→ **WHAT YOU HAVE TO DO**: Only lines holding the word "membrane" should be copied from the material.

→ **PROVIDED INFORMATION**:
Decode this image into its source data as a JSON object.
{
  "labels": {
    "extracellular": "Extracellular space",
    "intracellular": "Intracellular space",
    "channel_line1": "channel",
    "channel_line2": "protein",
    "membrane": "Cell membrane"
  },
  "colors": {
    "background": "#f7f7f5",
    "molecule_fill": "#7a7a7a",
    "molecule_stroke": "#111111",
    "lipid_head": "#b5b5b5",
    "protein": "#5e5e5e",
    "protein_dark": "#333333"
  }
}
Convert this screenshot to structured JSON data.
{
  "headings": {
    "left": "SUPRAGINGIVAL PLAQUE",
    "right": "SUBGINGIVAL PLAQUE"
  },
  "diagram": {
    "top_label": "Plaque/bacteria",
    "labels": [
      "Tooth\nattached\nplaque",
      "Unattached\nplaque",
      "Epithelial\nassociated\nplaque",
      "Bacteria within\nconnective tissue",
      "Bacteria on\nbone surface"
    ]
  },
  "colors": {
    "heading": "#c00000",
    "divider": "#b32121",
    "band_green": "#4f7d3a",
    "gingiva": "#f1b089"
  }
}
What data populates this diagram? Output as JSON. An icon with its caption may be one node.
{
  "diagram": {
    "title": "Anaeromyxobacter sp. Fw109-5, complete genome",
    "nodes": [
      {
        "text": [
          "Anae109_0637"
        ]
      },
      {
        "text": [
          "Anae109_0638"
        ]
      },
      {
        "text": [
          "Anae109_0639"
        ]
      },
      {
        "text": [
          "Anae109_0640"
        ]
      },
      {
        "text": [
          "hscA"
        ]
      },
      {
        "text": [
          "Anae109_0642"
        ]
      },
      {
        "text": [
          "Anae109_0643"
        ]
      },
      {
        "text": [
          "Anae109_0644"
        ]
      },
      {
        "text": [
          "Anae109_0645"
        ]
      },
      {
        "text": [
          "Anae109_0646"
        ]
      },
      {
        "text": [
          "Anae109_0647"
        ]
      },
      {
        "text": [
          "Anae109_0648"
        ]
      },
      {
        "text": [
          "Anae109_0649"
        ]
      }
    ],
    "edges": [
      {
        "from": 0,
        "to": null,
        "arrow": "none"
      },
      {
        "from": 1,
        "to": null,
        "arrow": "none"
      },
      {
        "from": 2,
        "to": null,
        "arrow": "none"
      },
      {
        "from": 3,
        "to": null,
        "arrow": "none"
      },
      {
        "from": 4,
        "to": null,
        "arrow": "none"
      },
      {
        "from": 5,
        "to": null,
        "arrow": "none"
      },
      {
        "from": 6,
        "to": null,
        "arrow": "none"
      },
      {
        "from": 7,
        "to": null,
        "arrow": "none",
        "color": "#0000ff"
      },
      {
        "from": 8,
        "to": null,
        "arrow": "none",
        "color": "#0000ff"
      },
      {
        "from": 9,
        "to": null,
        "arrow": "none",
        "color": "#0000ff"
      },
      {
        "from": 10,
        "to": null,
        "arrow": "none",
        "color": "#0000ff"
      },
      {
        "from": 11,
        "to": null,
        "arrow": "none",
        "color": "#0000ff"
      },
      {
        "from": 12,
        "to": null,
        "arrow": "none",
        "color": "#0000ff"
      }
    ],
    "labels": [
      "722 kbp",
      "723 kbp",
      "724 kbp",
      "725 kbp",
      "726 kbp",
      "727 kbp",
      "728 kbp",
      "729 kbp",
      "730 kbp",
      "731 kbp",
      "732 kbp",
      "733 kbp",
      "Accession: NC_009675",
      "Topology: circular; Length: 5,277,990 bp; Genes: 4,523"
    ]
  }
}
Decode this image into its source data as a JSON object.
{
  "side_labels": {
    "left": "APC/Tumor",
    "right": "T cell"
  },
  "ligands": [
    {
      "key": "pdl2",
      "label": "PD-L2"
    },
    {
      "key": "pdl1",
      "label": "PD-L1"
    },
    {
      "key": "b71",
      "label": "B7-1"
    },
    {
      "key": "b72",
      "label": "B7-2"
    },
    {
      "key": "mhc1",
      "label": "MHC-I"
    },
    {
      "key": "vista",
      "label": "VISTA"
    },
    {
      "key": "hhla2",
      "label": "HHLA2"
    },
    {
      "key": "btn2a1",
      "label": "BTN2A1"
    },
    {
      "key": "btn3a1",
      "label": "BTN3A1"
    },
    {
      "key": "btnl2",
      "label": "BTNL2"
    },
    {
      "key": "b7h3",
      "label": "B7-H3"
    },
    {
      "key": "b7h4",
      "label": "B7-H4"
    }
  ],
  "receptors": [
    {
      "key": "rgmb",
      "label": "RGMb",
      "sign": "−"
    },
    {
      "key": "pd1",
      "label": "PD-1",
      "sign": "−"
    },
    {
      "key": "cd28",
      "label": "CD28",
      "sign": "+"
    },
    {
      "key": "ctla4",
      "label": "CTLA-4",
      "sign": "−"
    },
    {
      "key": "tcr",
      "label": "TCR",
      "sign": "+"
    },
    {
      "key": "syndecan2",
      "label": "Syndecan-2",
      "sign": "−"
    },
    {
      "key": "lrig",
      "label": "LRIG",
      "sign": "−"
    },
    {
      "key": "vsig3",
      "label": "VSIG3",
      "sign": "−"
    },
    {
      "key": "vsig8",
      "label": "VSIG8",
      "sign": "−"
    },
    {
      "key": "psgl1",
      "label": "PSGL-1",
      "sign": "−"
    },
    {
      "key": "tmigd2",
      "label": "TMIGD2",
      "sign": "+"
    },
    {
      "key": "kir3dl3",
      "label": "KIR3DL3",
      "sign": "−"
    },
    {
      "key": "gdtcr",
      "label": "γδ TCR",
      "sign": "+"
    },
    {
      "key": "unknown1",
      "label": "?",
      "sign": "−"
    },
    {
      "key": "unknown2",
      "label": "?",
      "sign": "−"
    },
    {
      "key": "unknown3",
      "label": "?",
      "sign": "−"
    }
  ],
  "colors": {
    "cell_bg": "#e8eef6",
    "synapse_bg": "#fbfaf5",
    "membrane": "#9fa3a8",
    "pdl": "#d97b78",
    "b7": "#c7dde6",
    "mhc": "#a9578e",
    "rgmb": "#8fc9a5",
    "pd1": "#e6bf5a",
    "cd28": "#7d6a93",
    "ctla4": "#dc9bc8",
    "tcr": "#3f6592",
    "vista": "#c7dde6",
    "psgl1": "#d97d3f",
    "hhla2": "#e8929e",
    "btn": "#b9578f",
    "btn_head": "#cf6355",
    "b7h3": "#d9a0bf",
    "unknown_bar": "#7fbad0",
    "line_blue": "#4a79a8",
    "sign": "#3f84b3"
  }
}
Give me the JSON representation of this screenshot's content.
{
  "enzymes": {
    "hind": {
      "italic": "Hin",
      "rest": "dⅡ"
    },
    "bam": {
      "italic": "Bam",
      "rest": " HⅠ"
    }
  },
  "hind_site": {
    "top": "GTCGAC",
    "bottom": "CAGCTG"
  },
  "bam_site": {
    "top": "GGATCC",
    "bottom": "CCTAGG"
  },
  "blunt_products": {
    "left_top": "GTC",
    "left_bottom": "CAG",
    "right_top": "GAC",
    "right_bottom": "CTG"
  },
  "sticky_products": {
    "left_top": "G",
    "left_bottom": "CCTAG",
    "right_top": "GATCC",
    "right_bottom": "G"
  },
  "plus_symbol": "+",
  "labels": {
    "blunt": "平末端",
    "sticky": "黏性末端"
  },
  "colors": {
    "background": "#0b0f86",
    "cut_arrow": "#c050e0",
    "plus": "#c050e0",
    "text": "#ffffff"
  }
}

→ **ANSWER BOX**:
    "membrane": "Cell membrane"
    "membrane": "#9fa3a8",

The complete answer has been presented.